-- start Extracted entries --
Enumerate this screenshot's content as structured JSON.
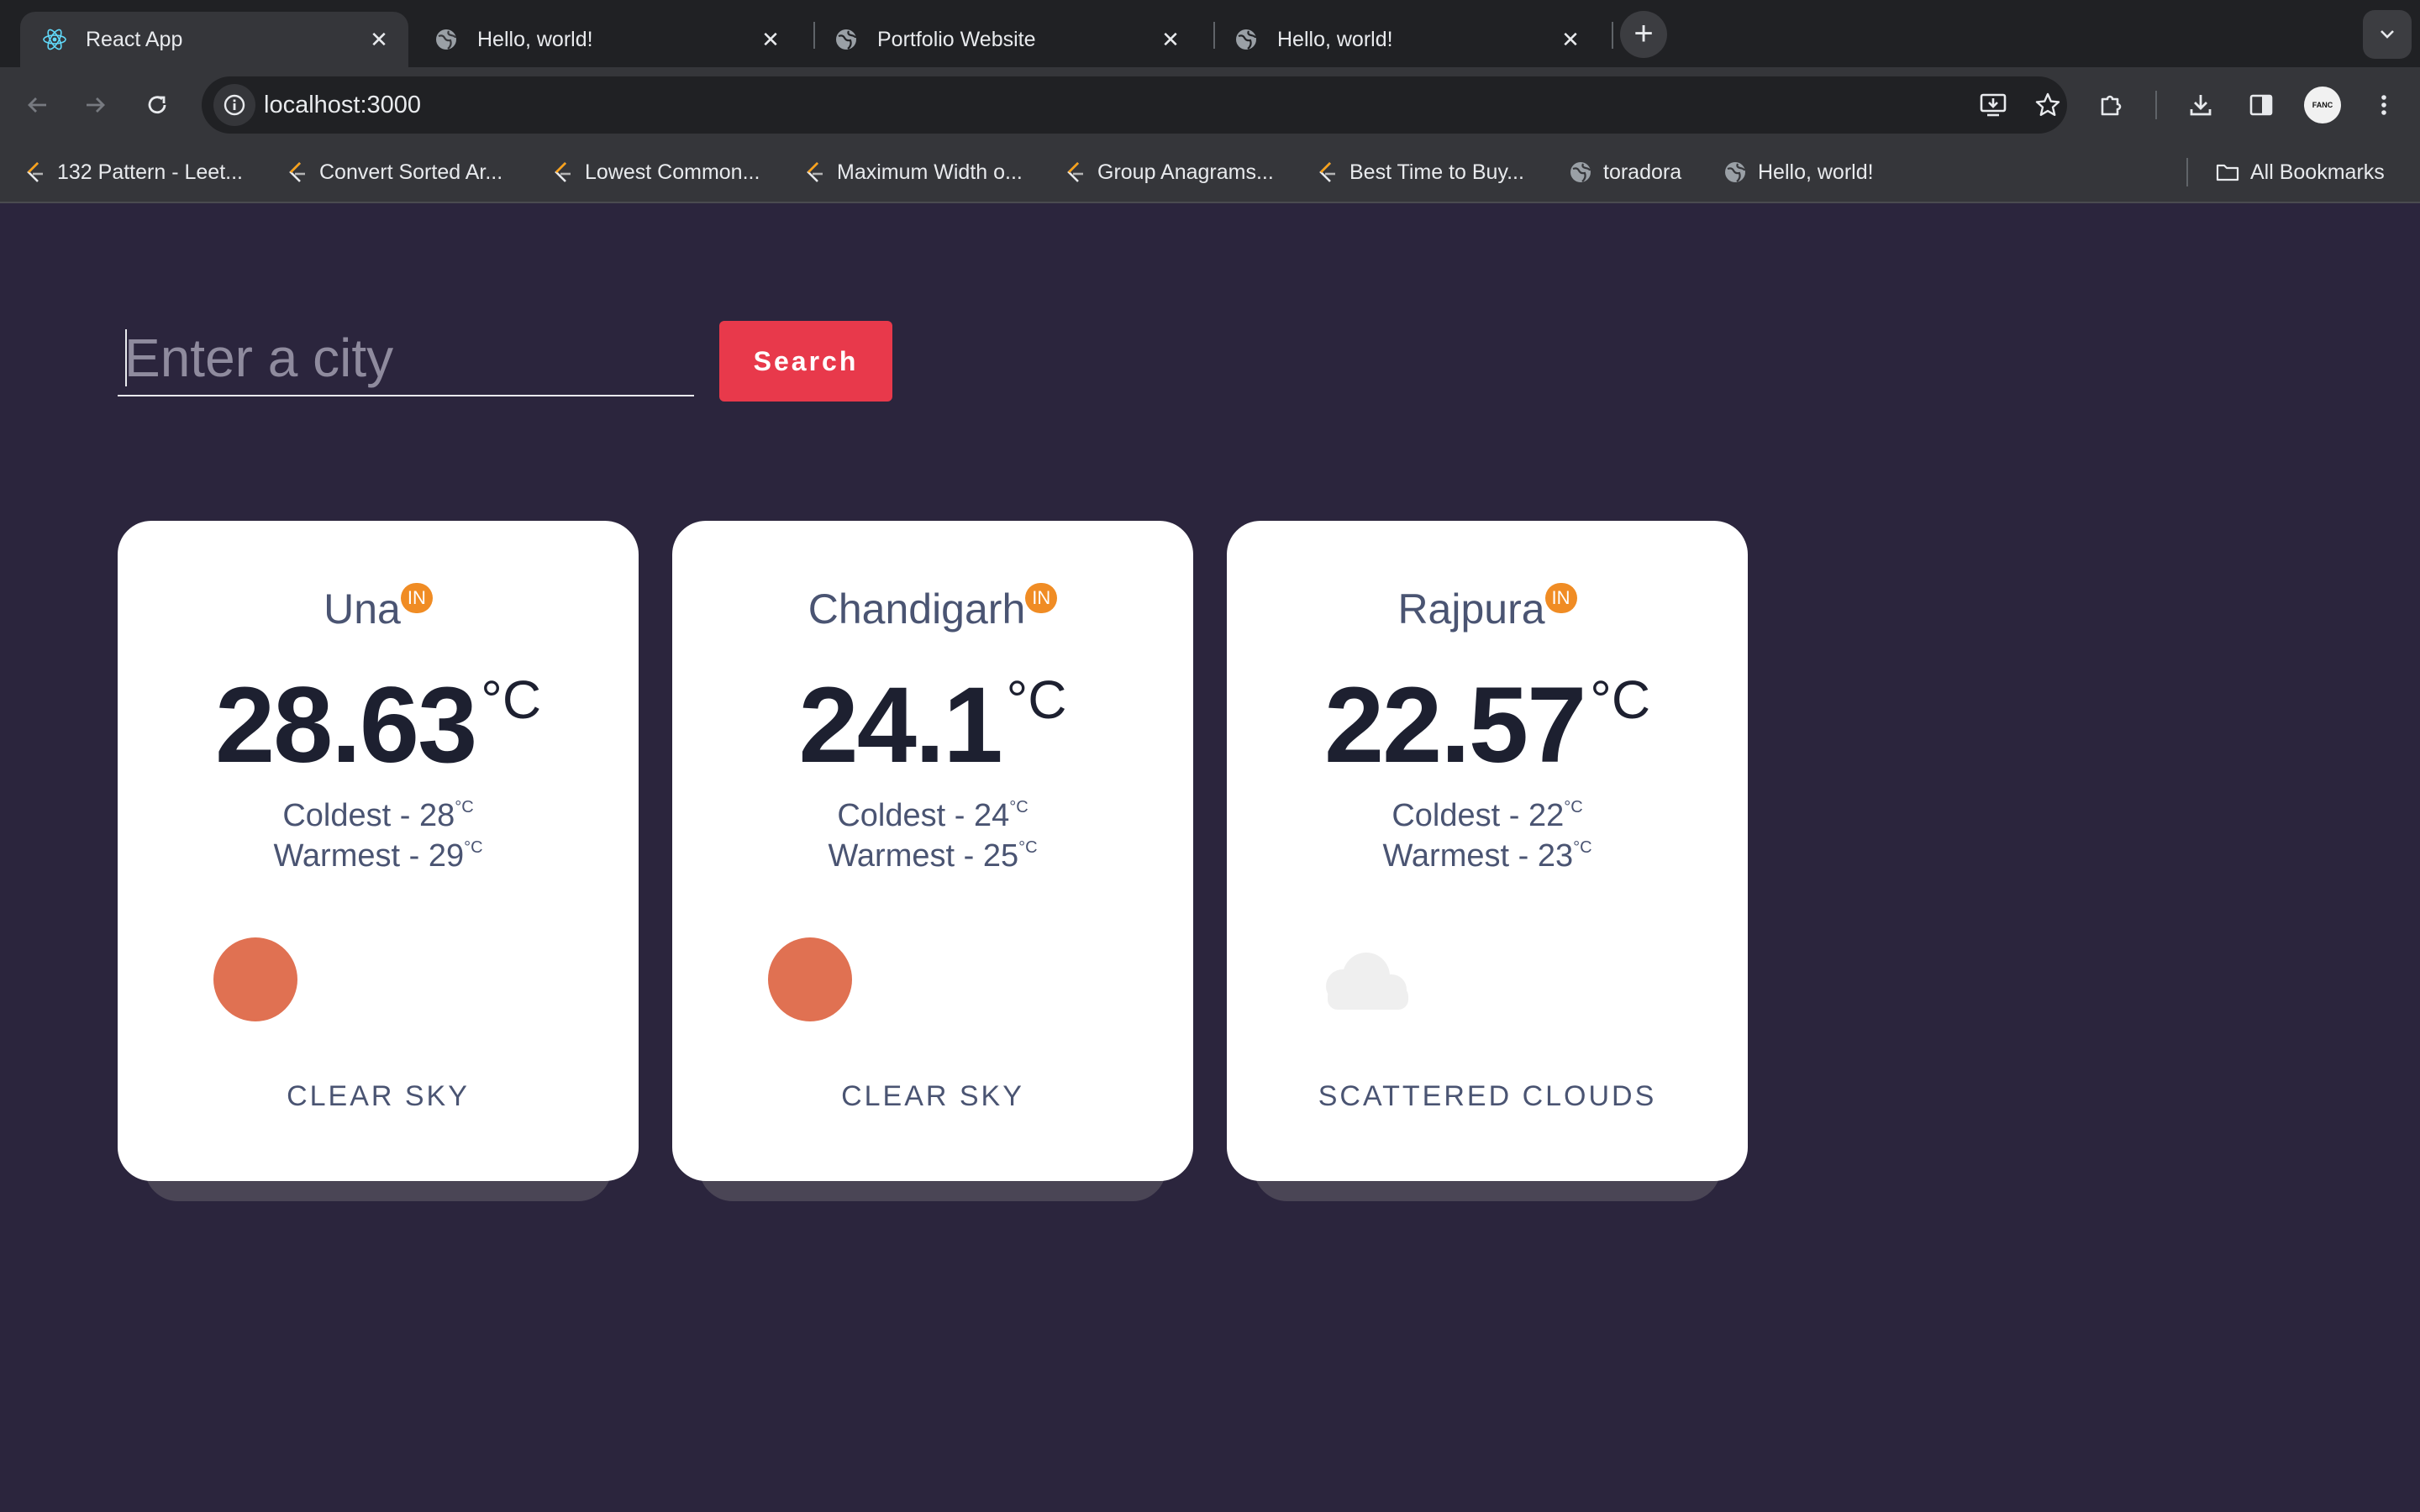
{
  "browser": {
    "tabs": [
      {
        "title": "React App",
        "icon": "react-icon",
        "active": true
      },
      {
        "title": "Hello, world!",
        "icon": "globe-icon",
        "active": false
      },
      {
        "title": "Portfolio Website",
        "icon": "globe-icon",
        "active": false
      },
      {
        "title": "Hello, world!",
        "icon": "globe-icon",
        "active": false
      }
    ],
    "close_glyph": "✕",
    "new_tab_glyph": "+",
    "url": "localhost:3000",
    "avatar_text": "FANC",
    "bookmarks": [
      {
        "label": "132 Pattern - Leet...",
        "icon": "leetcode-icon"
      },
      {
        "label": "Convert Sorted Ar...",
        "icon": "leetcode-icon"
      },
      {
        "label": "Lowest Common...",
        "icon": "leetcode-icon"
      },
      {
        "label": "Maximum Width o...",
        "icon": "leetcode-icon"
      },
      {
        "label": "Group Anagrams...",
        "icon": "leetcode-icon"
      },
      {
        "label": "Best Time to Buy...",
        "icon": "leetcode-icon"
      },
      {
        "label": "toradora",
        "icon": "globe-icon"
      },
      {
        "label": "Hello, world!",
        "icon": "globe-icon"
      }
    ],
    "all_bookmarks_label": "All Bookmarks"
  },
  "app": {
    "search": {
      "placeholder": "Enter a city",
      "button_label": "Search"
    },
    "cards": [
      {
        "city": "Una",
        "country": "IN",
        "temp": "28.63",
        "unit": "°C",
        "coldest_label": "Coldest - 28",
        "warmest_label": "Warmest - 29",
        "mini_unit": "°C",
        "icon": "sun-icon",
        "description": "CLEAR SKY"
      },
      {
        "city": "Chandigarh",
        "country": "IN",
        "temp": "24.1",
        "unit": "°C",
        "coldest_label": "Coldest - 24",
        "warmest_label": "Warmest - 25",
        "mini_unit": "°C",
        "icon": "sun-icon",
        "description": "CLEAR SKY"
      },
      {
        "city": "Rajpura",
        "country": "IN",
        "temp": "22.57",
        "unit": "°C",
        "coldest_label": "Coldest - 22",
        "warmest_label": "Warmest - 23",
        "mini_unit": "°C",
        "icon": "cloud-icon",
        "description": "SCATTERED CLOUDS"
      }
    ]
  },
  "colors": {
    "page_background": "#2b253d",
    "search_button": "#e8394b",
    "country_badge": "#f08c24",
    "sun": "#e07152"
  }
}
-- end Extracted entries --
Copy every line above word for word and exclude the pictures.

Response to the exercise:
Enumerate this screenshot's content as structured JSON.
{
  "browser": {
    "tabs": [
      {
        "title": "React App",
        "icon": "react-icon",
        "active": true
      },
      {
        "title": "Hello, world!",
        "icon": "globe-icon",
        "active": false
      },
      {
        "title": "Portfolio Website",
        "icon": "globe-icon",
        "active": false
      },
      {
        "title": "Hello, world!",
        "icon": "globe-icon",
        "active": false
      }
    ],
    "close_glyph": "✕",
    "new_tab_glyph": "+",
    "url": "localhost:3000",
    "avatar_text": "FANC",
    "bookmarks": [
      {
        "label": "132 Pattern - Leet...",
        "icon": "leetcode-icon"
      },
      {
        "label": "Convert Sorted Ar...",
        "icon": "leetcode-icon"
      },
      {
        "label": "Lowest Common...",
        "icon": "leetcode-icon"
      },
      {
        "label": "Maximum Width o...",
        "icon": "leetcode-icon"
      },
      {
        "label": "Group Anagrams...",
        "icon": "leetcode-icon"
      },
      {
        "label": "Best Time to Buy...",
        "icon": "leetcode-icon"
      },
      {
        "label": "toradora",
        "icon": "globe-icon"
      },
      {
        "label": "Hello, world!",
        "icon": "globe-icon"
      }
    ],
    "all_bookmarks_label": "All Bookmarks"
  },
  "app": {
    "search": {
      "placeholder": "Enter a city",
      "button_label": "Search"
    },
    "cards": [
      {
        "city": "Una",
        "country": "IN",
        "temp": "28.63",
        "unit": "°C",
        "coldest_label": "Coldest - 28",
        "warmest_label": "Warmest - 29",
        "mini_unit": "°C",
        "icon": "sun-icon",
        "description": "CLEAR SKY"
      },
      {
        "city": "Chandigarh",
        "country": "IN",
        "temp": "24.1",
        "unit": "°C",
        "coldest_label": "Coldest - 24",
        "warmest_label": "Warmest - 25",
        "mini_unit": "°C",
        "icon": "sun-icon",
        "description": "CLEAR SKY"
      },
      {
        "city": "Rajpura",
        "country": "IN",
        "temp": "22.57",
        "unit": "°C",
        "coldest_label": "Coldest - 22",
        "warmest_label": "Warmest - 23",
        "mini_unit": "°C",
        "icon": "cloud-icon",
        "description": "SCATTERED CLOUDS"
      }
    ]
  },
  "colors": {
    "page_background": "#2b253d",
    "search_button": "#e8394b",
    "country_badge": "#f08c24",
    "sun": "#e07152"
  }
}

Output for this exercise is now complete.